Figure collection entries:

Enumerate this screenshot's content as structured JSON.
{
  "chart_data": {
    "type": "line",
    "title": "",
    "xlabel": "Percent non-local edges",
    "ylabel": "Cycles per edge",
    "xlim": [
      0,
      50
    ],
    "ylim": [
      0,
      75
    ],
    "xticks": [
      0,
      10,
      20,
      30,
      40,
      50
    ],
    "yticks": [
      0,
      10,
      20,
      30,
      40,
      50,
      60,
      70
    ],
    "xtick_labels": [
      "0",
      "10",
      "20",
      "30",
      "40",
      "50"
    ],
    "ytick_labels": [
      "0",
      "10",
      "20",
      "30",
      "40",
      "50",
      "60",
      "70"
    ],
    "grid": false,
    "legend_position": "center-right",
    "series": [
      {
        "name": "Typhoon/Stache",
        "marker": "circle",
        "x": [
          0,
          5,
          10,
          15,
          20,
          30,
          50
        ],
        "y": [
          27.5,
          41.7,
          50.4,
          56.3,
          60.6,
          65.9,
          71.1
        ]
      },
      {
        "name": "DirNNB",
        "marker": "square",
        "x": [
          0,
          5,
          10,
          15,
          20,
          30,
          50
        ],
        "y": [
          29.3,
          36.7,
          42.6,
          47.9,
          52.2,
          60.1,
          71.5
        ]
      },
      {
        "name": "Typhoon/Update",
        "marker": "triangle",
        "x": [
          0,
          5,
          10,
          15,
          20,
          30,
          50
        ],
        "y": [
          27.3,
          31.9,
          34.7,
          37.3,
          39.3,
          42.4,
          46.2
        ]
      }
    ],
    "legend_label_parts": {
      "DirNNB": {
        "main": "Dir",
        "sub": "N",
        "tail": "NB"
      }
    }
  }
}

- What the exercise asks:
Set down the listing above in full, please, exactly as it appears.

- Written response:
Enumerate this screenshot's content as structured JSON.
{
  "chart_data": {
    "type": "line",
    "title": "",
    "xlabel": "Percent non-local edges",
    "ylabel": "Cycles per edge",
    "xlim": [
      0,
      50
    ],
    "ylim": [
      0,
      75
    ],
    "xticks": [
      0,
      10,
      20,
      30,
      40,
      50
    ],
    "yticks": [
      0,
      10,
      20,
      30,
      40,
      50,
      60,
      70
    ],
    "xtick_labels": [
      "0",
      "10",
      "20",
      "30",
      "40",
      "50"
    ],
    "ytick_labels": [
      "0",
      "10",
      "20",
      "30",
      "40",
      "50",
      "60",
      "70"
    ],
    "grid": false,
    "legend_position": "center-right",
    "series": [
      {
        "name": "Typhoon/Stache",
        "marker": "circle",
        "x": [
          0,
          5,
          10,
          15,
          20,
          30,
          50
        ],
        "y": [
          27.5,
          41.7,
          50.4,
          56.3,
          60.6,
          65.9,
          71.1
        ]
      },
      {
        "name": "DirNNB",
        "marker": "square",
        "x": [
          0,
          5,
          10,
          15,
          20,
          30,
          50
        ],
        "y": [
          29.3,
          36.7,
          42.6,
          47.9,
          52.2,
          60.1,
          71.5
        ]
      },
      {
        "name": "Typhoon/Update",
        "marker": "triangle",
        "x": [
          0,
          5,
          10,
          15,
          20,
          30,
          50
        ],
        "y": [
          27.3,
          31.9,
          34.7,
          37.3,
          39.3,
          42.4,
          46.2
        ]
      }
    ],
    "legend_label_parts": {
      "DirNNB": {
        "main": "Dir",
        "sub": "N",
        "tail": "NB"
      }
    }
  }
}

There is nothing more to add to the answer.